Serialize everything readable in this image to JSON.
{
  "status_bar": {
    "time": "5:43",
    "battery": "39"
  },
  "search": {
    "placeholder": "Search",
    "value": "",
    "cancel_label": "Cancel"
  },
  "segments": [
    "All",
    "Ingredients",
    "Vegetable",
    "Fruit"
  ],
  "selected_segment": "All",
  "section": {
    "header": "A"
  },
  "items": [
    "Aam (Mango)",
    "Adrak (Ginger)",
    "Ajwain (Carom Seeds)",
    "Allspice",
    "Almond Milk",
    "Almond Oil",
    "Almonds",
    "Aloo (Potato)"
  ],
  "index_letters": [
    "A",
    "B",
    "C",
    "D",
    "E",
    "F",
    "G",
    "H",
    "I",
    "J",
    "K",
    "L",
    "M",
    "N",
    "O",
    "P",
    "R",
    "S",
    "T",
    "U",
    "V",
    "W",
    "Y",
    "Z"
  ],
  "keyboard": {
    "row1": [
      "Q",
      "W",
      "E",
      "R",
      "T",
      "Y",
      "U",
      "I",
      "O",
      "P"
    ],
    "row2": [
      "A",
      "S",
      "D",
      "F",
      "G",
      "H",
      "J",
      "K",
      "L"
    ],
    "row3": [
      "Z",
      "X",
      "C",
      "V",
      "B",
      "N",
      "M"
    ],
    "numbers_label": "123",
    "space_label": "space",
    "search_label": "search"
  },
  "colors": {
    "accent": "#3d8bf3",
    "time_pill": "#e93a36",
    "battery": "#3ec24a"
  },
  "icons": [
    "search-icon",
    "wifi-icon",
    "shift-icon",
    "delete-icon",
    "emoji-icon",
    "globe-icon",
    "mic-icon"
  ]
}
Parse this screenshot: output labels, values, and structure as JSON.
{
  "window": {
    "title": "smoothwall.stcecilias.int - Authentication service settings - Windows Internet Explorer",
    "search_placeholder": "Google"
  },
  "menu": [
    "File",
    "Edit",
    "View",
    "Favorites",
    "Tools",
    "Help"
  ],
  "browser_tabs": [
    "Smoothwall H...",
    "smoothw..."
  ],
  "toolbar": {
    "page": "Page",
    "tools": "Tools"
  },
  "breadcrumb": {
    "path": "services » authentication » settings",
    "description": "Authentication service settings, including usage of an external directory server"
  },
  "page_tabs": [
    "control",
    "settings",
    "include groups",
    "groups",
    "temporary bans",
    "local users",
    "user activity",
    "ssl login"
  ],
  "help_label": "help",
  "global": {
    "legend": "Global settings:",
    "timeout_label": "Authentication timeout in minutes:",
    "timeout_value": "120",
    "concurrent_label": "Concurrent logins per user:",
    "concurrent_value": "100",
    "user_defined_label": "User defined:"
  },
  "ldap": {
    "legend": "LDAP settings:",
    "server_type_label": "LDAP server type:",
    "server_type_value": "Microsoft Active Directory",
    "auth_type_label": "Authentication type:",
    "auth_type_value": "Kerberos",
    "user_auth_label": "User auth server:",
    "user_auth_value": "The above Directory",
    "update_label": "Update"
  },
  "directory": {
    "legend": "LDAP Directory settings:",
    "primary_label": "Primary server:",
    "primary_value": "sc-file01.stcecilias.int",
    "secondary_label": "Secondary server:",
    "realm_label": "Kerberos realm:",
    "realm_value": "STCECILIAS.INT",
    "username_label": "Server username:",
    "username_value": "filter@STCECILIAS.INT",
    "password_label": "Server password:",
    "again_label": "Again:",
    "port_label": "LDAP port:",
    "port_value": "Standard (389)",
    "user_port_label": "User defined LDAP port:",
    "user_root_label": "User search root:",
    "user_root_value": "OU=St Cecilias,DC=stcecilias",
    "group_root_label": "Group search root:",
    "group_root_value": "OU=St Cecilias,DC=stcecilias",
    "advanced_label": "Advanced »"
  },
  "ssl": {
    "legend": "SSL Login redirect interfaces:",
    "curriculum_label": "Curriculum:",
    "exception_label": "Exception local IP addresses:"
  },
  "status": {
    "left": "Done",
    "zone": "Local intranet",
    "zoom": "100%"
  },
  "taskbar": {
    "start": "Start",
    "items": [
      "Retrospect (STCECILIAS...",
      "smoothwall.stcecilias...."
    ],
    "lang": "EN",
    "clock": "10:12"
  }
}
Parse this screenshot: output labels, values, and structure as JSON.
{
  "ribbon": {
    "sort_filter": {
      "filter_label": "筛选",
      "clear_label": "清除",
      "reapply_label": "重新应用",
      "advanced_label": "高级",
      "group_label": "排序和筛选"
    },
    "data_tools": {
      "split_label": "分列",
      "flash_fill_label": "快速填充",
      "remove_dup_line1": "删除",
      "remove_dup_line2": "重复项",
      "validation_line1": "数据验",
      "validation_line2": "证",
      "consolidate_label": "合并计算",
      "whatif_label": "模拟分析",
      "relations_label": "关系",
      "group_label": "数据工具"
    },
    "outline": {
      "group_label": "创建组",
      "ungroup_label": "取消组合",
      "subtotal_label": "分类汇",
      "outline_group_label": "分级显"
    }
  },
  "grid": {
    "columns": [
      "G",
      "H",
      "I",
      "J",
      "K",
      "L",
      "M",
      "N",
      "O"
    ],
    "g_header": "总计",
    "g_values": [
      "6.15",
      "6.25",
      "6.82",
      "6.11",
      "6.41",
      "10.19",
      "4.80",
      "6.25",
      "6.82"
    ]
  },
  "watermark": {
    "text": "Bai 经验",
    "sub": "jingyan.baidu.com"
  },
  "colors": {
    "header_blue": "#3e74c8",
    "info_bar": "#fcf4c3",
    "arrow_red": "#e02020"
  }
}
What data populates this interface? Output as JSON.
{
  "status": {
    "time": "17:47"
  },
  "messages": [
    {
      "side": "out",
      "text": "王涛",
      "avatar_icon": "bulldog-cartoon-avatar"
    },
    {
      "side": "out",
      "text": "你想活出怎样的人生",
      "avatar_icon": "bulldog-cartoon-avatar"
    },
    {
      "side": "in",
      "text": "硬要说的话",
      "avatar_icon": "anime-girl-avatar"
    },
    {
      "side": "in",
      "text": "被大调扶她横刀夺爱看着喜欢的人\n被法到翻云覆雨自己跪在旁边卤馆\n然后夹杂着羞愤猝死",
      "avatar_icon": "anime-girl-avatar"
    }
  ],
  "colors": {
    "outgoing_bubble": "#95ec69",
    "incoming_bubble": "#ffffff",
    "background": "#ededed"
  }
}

---------------

> [Goal of the exercise]: Exactly as shown above, return every record.

> [Response to this exercise]:
Serialize everything readable in this image to JSON.
{
  "status_bar": {
    "time": "5:43",
    "battery": "39"
  },
  "search": {
    "placeholder": "Search",
    "value": "",
    "cancel_label": "Cancel"
  },
  "segments": [
    "All",
    "Ingredients",
    "Vegetable",
    "Fruit"
  ],
  "selected_segment": "All",
  "section": {
    "header": "A"
  },
  "items": [
    "Aam (Mango)",
    "Adrak (Ginger)",
    "Ajwain (Carom Seeds)",
    "Allspice",
    "Almond Milk",
    "Almond Oil",
    "Almonds",
    "Aloo (Potato)"
  ],
  "index_letters": [
    "A",
    "B",
    "C",
    "D",
    "E",
    "F",
    "G",
    "H",
    "I",
    "J",
    "K",
    "L",
    "M",
    "N",
    "O",
    "P",
    "R",
    "S",
    "T",
    "U",
    "V",
    "W",
    "Y",
    "Z"
  ],
  "keyboard": {
    "row1": [
      "Q",
      "W",
      "E",
      "R",
      "T",
      "Y",
      "U",
      "I",
      "O",
      "P"
    ],
    "row2": [
      "A",
      "S",
      "D",
      "F",
      "G",
      "H",
      "J",
      "K",
      "L"
    ],
    "row3": [
      "Z",
      "X",
      "C",
      "V",
      "B",
      "N",
      "M"
    ],
    "numbers_label": "123",
    "space_label": "space",
    "search_label": "search"
  },
  "colors": {
    "accent": "#3d8bf3",
    "time_pill": "#e93a36",
    "battery": "#3ec24a"
  },
  "icons": [
    "search-icon",
    "wifi-icon",
    "shift-icon",
    "delete-icon",
    "emoji-icon",
    "globe-icon",
    "mic-icon"
  ]
}
Parse this screenshot: output labels, values, and structure as JSON.
{
  "window": {
    "title": "smoothwall.stcecilias.int - Authentication service settings - Windows Internet Explorer",
    "search_placeholder": "Google"
  },
  "menu": [
    "File",
    "Edit",
    "View",
    "Favorites",
    "Tools",
    "Help"
  ],
  "browser_tabs": [
    "Smoothwall H...",
    "smoothw..."
  ],
  "toolbar": {
    "page": "Page",
    "tools": "Tools"
  },
  "breadcrumb": {
    "path": "services » authentication » settings",
    "description": "Authentication service settings, including usage of an external directory server"
  },
  "page_tabs": [
    "control",
    "settings",
    "include groups",
    "groups",
    "temporary bans",
    "local users",
    "user activity",
    "ssl login"
  ],
  "help_label": "help",
  "global": {
    "legend": "Global settings:",
    "timeout_label": "Authentication timeout in minutes:",
    "timeout_value": "120",
    "concurrent_label": "Concurrent logins per user:",
    "concurrent_value": "100",
    "user_defined_label": "User defined:"
  },
  "ldap": {
    "legend": "LDAP settings:",
    "server_type_label": "LDAP server type:",
    "server_type_value": "Microsoft Active Directory",
    "auth_type_label": "Authentication type:",
    "auth_type_value": "Kerberos",
    "user_auth_label": "User auth server:",
    "user_auth_value": "The above Directory",
    "update_label": "Update"
  },
  "directory": {
    "legend": "LDAP Directory settings:",
    "primary_label": "Primary server:",
    "primary_value": "sc-file01.stcecilias.int",
    "secondary_label": "Secondary server:",
    "realm_label": "Kerberos realm:",
    "realm_value": "STCECILIAS.INT",
    "username_label": "Server username:",
    "username_value": "filter@STCECILIAS.INT",
    "password_label": "Server password:",
    "again_label": "Again:",
    "port_label": "LDAP port:",
    "port_value": "Standard (389)",
    "user_port_label": "User defined LDAP port:",
    "user_root_label": "User search root:",
    "user_root_value": "OU=St Cecilias,DC=stcecilias",
    "group_root_label": "Group search root:",
    "group_root_value": "OU=St Cecilias,DC=stcecilias",
    "advanced_label": "Advanced »"
  },
  "ssl": {
    "legend": "SSL Login redirect interfaces:",
    "curriculum_label": "Curriculum:",
    "exception_label": "Exception local IP addresses:"
  },
  "status": {
    "left": "Done",
    "zone": "Local intranet",
    "zoom": "100%"
  },
  "taskbar": {
    "start": "Start",
    "items": [
      "Retrospect (STCECILIAS...",
      "smoothwall.stcecilias...."
    ],
    "lang": "EN",
    "clock": "10:12"
  }
}
Parse this screenshot: output labels, values, and structure as JSON.
{
  "ribbon": {
    "sort_filter": {
      "filter_label": "筛选",
      "clear_label": "清除",
      "reapply_label": "重新应用",
      "advanced_label": "高级",
      "group_label": "排序和筛选"
    },
    "data_tools": {
      "split_label": "分列",
      "flash_fill_label": "快速填充",
      "remove_dup_line1": "删除",
      "remove_dup_line2": "重复项",
      "validation_line1": "数据验",
      "validation_line2": "证",
      "consolidate_label": "合并计算",
      "whatif_label": "模拟分析",
      "relations_label": "关系",
      "group_label": "数据工具"
    },
    "outline": {
      "group_label": "创建组",
      "ungroup_label": "取消组合",
      "subtotal_label": "分类汇",
      "outline_group_label": "分级显"
    }
  },
  "grid": {
    "columns": [
      "G",
      "H",
      "I",
      "J",
      "K",
      "L",
      "M",
      "N",
      "O"
    ],
    "g_header": "总计",
    "g_values": [
      "6.15",
      "6.25",
      "6.82",
      "6.11",
      "6.41",
      "10.19",
      "4.80",
      "6.25",
      "6.82"
    ]
  },
  "watermark": {
    "text": "Bai 经验",
    "sub": "jingyan.baidu.com"
  },
  "colors": {
    "header_blue": "#3e74c8",
    "info_bar": "#fcf4c3",
    "arrow_red": "#e02020"
  }
}
What data populates this interface? Output as JSON.
{
  "status": {
    "time": "17:47"
  },
  "messages": [
    {
      "side": "out",
      "text": "王涛",
      "avatar_icon": "bulldog-cartoon-avatar"
    },
    {
      "side": "out",
      "text": "你想活出怎样的人生",
      "avatar_icon": "bulldog-cartoon-avatar"
    },
    {
      "side": "in",
      "text": "硬要说的话",
      "avatar_icon": "anime-girl-avatar"
    },
    {
      "side": "in",
      "text": "被大调扶她横刀夺爱看着喜欢的人\n被法到翻云覆雨自己跪在旁边卤馆\n然后夹杂着羞愤猝死",
      "avatar_icon": "anime-girl-avatar"
    }
  ],
  "colors": {
    "outgoing_bubble": "#95ec69",
    "incoming_bubble": "#ffffff",
    "background": "#ededed"
  }
}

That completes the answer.